-- Begin Source excerpt --

The overall result was a win of 10.74%, which was 1.07% per asset.

Last week saw a much calmer market as days and even weeks are now passing without any new tariff bombshells, although President Trump hinted that new automobile tariffs at 25% due to begin in early May might be postponed. Negotiations will be ongoing until the 90-day period ends in early July.

The big news last week was the European Central Bank’s rate cut of 0.25%, which was widely expected, and the optimism that inflation is now well on course to settle long-term at about the target level of 2%. The ECB seems to feel quite confident that it has inflation beaten, and ironically this may be boosting the Euro as a new safe-haven currency.

Another major item was lower than expected inflation in both the UK and in Canada, which is adding to the growing “inflation beaten” narrative.

The Bank of Canada held its Overnight Rate at 2.75%.

US Retail Sales data came in a little stronger than expected.

Finally, President Trump has been publicly criticizing Fed Chair Jerome Powell for not cutting rates more quickly, and is publicly musing on studying replacing him, although it is hard to see how this could be executed. President Trump is trying to talk down the Federal Funds Rate.

-- End Source excerpt --
-- Begin Data provided --

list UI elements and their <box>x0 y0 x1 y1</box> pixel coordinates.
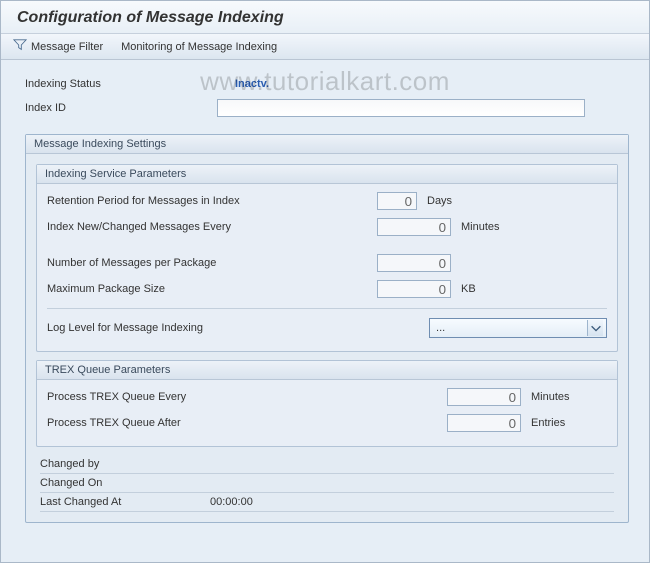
index-every-unit: Minutes <box>461 221 500 233</box>
retention-input[interactable] <box>377 192 417 210</box>
trex-every-unit: Minutes <box>531 391 570 403</box>
index-every-label: Index New/Changed Messages Every <box>47 221 377 233</box>
trex-after-input[interactable] <box>447 414 521 432</box>
index-id-row: Index ID <box>25 98 629 118</box>
index-id-label: Index ID <box>25 102 217 114</box>
message-filter-label: Message Filter <box>31 41 103 53</box>
max-pkg-unit: KB <box>461 283 476 295</box>
retention-unit: Days <box>427 195 452 207</box>
indexing-status-label: Indexing Status <box>25 78 235 90</box>
changed-by-label: Changed by <box>40 458 210 470</box>
changed-on-label: Changed On <box>40 477 210 489</box>
index-every-input[interactable] <box>377 218 451 236</box>
trex-every-input[interactable] <box>447 388 521 406</box>
message-filter-button[interactable]: Message Filter <box>13 38 103 55</box>
last-changed-label: Last Changed At <box>40 496 210 508</box>
last-changed-value: 00:00:00 <box>210 496 253 508</box>
max-pkg-label: Maximum Package Size <box>47 283 377 295</box>
log-level-label: Log Level for Message Indexing <box>47 322 429 334</box>
settings-group: Message Indexing Settings Indexing Servi… <box>25 134 629 523</box>
trex-params-title: TREX Queue Parameters <box>37 361 617 380</box>
trex-params-group: TREX Queue Parameters Process TREX Queue… <box>36 360 618 447</box>
service-params-group: Indexing Service Parameters Retention Pe… <box>36 164 618 352</box>
msgs-per-pkg-input[interactable] <box>377 254 451 272</box>
index-id-input[interactable] <box>217 99 585 117</box>
indexing-status-value: Inactv. <box>235 78 269 90</box>
audit-rows: Changed by Changed On Last Changed At 00… <box>40 455 614 512</box>
filter-icon <box>13 38 27 55</box>
content-area: Indexing Status Inactv. Index ID Message… <box>1 60 649 531</box>
service-params-title: Indexing Service Parameters <box>37 165 617 184</box>
settings-group-title: Message Indexing Settings <box>26 135 628 154</box>
page-title: Configuration of Message Indexing <box>17 9 633 27</box>
indexing-status-row: Indexing Status Inactv. <box>25 74 629 94</box>
log-level-select[interactable]: ... <box>429 318 607 338</box>
toolbar: Message Filter Monitoring of Message Ind… <box>1 34 649 60</box>
monitoring-label: Monitoring of Message Indexing <box>121 41 277 53</box>
monitoring-button[interactable]: Monitoring of Message Indexing <box>121 41 277 53</box>
log-level-value: ... <box>436 322 445 334</box>
trex-after-label: Process TREX Queue After <box>47 417 447 429</box>
trex-after-unit: Entries <box>531 417 565 429</box>
trex-every-label: Process TREX Queue Every <box>47 391 447 403</box>
title-bar: Configuration of Message Indexing <box>1 1 649 34</box>
max-pkg-input[interactable] <box>377 280 451 298</box>
app-window: Configuration of Message Indexing Messag… <box>0 0 650 563</box>
chevron-down-icon <box>587 320 603 336</box>
msgs-per-pkg-label: Number of Messages per Package <box>47 257 377 269</box>
retention-label: Retention Period for Messages in Index <box>47 195 377 207</box>
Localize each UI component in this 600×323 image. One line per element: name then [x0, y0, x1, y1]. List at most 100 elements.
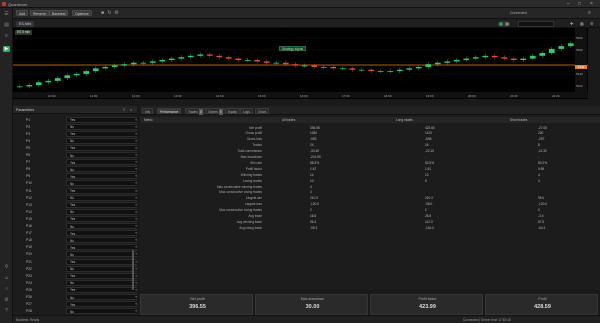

-- End Data provided --

- [Given instruction 1]: Please reproduce a passage from the market commentary word for word, beginning at the words "Last week saw" and stopping after "new safe-haven currency.".
- [Given instruction 2]:
Answer these questions using the market commentary:
(a) By how much did the European Central Bank cut its rate?
(b) At what level did the Bank of Canada hold its Overnight Rate?
(c) What percentage were the automobile tariffs that might be postponed?

- [Task response 1]:
Last week saw a much calmer market as days and even weeks are now passing without any new tariff bombshells, although President Trump hinted that new automobile tariffs at 25% due to begin in early May might be postponed. Negotiations will be ongoing until the 90-day period ends in early July.

The big news last week was the European Central Bank’s rate cut of 0.25%, which was widely expected, and the optimism that inflation is now well on course to settle long-term at about the target level of 2%. The ECB seems to feel quite confident that it has inflation beaten, and ironically this may be boosting the Euro as a new safe-haven currency.

- [Task response 2]:
(a) 0.25%
(b) 2.75%
(c) 25%